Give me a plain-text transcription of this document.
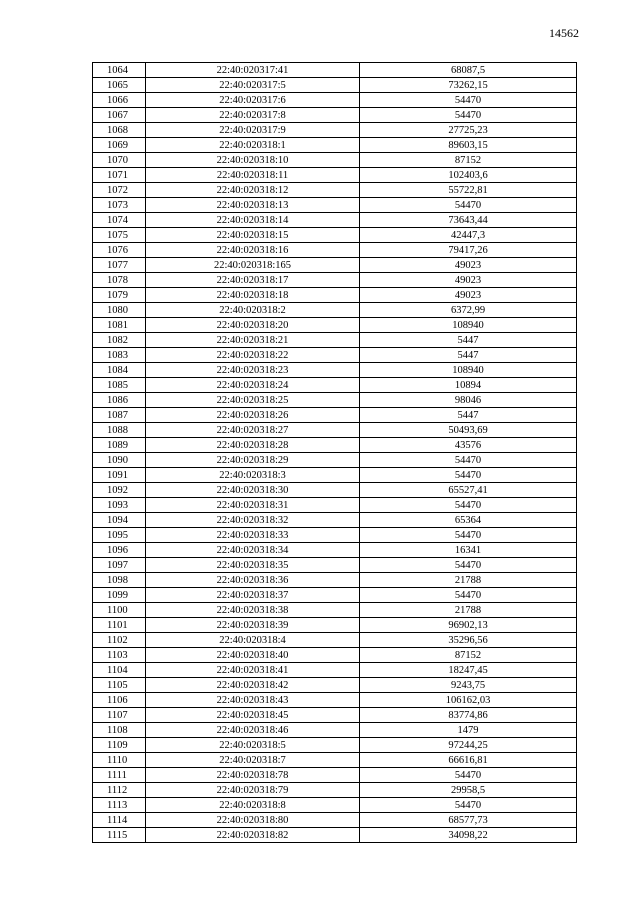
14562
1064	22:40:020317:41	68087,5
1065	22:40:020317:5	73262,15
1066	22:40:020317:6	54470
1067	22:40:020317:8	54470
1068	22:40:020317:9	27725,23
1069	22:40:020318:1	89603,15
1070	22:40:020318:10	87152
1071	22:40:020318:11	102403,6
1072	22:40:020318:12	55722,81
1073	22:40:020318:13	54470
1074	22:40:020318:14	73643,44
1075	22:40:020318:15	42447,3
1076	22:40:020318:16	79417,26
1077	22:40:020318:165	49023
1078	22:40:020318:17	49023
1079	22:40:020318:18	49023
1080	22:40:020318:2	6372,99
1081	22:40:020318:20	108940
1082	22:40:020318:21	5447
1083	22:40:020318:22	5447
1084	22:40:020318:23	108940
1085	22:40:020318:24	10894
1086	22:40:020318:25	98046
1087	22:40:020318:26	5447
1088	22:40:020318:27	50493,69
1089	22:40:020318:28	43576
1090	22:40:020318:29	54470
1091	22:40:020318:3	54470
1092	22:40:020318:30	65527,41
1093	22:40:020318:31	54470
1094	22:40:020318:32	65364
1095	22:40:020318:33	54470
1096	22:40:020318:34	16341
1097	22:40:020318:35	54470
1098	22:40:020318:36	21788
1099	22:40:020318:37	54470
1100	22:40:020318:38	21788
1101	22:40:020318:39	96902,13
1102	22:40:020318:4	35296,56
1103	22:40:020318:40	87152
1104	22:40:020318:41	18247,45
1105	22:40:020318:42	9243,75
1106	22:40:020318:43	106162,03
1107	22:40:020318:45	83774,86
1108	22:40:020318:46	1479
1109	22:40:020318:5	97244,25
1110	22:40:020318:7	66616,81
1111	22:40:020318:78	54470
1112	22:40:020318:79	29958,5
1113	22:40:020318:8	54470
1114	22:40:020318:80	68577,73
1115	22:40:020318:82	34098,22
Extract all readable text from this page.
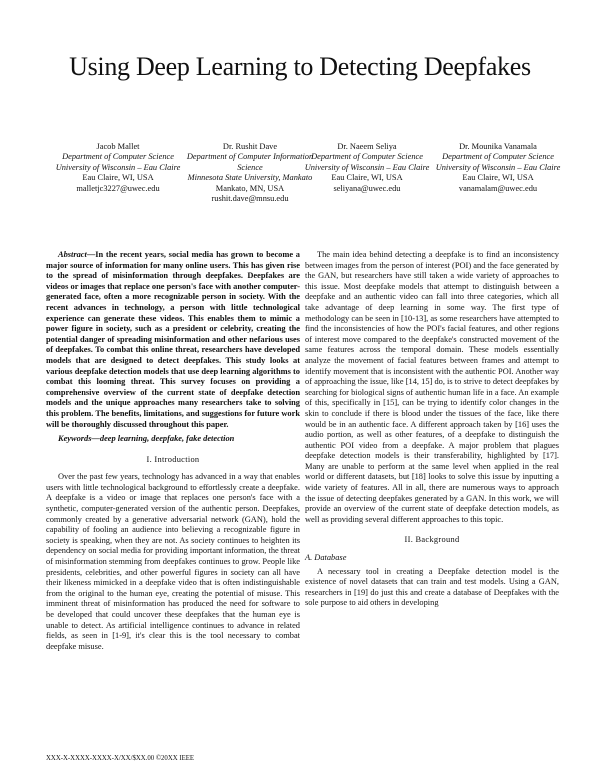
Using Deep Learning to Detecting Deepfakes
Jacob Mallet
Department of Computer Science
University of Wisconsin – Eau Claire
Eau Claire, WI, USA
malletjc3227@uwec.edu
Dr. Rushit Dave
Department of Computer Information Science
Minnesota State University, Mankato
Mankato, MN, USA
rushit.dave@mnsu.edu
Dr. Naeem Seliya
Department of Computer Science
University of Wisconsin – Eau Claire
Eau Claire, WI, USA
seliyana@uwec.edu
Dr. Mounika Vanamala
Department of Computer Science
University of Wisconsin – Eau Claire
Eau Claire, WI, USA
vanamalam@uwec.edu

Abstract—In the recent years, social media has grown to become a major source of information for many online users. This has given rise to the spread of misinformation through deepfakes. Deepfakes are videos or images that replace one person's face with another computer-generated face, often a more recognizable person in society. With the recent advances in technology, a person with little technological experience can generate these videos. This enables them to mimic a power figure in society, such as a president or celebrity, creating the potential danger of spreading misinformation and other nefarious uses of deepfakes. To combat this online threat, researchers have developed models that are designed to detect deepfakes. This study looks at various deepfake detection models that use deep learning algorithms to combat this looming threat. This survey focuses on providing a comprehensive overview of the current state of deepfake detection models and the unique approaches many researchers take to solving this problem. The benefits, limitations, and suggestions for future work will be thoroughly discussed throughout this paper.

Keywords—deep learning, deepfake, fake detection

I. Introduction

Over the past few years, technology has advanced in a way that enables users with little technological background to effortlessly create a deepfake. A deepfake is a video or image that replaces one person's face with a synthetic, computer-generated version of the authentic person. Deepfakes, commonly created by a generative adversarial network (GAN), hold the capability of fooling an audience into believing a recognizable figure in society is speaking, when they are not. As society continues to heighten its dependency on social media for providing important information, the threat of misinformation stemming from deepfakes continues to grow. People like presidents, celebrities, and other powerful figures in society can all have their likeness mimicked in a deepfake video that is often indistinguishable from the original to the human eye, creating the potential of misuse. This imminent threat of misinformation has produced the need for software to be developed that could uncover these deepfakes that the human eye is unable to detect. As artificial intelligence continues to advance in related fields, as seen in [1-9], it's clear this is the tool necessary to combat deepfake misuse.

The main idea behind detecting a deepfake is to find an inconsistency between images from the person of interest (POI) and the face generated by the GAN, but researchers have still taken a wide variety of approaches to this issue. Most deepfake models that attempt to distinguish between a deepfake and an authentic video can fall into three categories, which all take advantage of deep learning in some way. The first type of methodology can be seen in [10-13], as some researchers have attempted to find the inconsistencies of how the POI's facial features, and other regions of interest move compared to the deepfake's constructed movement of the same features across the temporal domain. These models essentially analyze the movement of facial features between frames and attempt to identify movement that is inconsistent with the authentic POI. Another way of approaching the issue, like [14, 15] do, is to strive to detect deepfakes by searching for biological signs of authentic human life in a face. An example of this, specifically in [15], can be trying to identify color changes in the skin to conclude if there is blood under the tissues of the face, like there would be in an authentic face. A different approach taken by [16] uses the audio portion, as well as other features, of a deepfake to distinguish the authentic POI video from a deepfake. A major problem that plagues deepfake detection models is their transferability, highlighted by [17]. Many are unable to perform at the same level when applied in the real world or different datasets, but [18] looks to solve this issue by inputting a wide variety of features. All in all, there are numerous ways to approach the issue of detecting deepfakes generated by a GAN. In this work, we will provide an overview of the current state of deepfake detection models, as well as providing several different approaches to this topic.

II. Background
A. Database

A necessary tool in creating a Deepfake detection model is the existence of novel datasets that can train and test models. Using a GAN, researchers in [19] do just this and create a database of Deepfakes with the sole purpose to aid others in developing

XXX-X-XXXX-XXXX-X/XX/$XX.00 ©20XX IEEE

--

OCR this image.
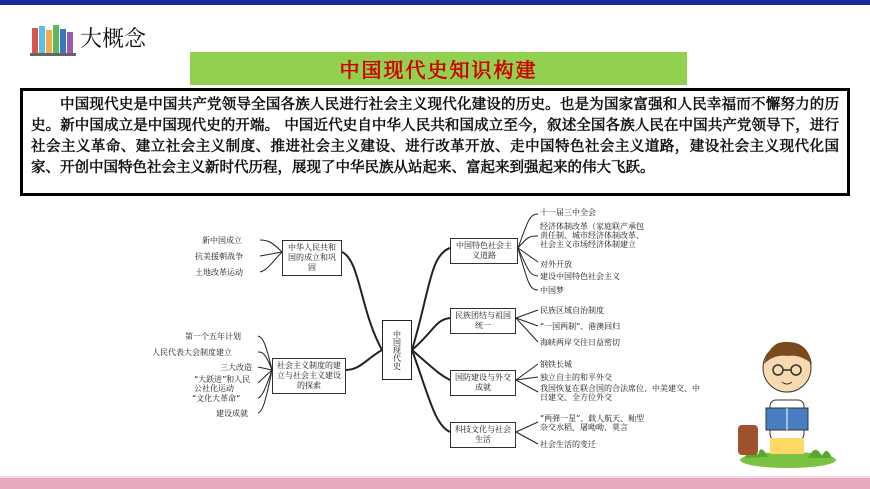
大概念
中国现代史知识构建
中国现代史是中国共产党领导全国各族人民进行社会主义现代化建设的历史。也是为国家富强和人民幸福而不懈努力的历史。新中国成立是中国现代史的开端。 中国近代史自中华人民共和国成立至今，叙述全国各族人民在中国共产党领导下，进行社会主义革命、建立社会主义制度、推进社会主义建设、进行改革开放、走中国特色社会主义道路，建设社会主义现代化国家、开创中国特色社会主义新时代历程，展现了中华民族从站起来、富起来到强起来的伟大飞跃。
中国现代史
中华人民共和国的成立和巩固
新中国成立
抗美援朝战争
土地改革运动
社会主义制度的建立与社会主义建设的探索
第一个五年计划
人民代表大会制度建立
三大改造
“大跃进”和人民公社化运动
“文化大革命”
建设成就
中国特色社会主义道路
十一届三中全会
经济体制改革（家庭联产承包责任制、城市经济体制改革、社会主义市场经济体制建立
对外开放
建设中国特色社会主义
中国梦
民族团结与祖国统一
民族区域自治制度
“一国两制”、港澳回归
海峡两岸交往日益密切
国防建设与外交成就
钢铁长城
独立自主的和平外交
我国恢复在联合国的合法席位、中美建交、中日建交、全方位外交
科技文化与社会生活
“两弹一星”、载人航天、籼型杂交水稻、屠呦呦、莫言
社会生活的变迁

...

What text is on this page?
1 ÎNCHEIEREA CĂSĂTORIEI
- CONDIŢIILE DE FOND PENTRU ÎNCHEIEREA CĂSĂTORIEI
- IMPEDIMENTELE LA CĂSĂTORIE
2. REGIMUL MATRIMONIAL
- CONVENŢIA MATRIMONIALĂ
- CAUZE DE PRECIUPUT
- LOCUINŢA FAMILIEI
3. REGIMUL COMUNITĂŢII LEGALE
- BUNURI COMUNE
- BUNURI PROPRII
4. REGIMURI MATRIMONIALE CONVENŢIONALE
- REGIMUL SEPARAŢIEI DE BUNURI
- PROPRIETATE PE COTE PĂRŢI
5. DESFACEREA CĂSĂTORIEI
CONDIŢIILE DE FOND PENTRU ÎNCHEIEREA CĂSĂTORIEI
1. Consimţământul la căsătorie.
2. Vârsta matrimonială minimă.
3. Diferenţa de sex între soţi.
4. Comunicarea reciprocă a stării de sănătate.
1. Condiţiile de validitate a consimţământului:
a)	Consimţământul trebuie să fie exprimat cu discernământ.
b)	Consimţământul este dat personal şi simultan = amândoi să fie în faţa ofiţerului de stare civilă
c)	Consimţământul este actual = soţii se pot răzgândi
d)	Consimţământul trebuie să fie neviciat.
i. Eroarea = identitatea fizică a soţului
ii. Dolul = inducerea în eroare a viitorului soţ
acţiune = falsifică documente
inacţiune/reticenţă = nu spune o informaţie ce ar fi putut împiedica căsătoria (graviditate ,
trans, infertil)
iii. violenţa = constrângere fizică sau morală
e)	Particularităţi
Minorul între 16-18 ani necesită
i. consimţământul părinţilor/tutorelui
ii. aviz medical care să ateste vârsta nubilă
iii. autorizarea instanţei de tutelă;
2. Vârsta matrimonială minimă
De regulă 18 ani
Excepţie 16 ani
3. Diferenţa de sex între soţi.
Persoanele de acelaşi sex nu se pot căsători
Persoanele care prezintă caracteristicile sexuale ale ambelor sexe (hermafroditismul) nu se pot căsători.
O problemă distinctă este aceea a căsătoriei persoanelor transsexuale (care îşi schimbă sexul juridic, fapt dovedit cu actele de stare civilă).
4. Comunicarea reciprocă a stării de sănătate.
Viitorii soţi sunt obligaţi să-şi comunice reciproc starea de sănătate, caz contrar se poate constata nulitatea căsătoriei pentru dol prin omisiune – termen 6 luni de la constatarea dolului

[What you will do]
Look through the records and gather each line with the word "BUNURI".

[Result for this task]
- BUNURI COMUNE
- BUNURI PROPRII
- REGIMUL SEPARAŢIEI DE BUNURI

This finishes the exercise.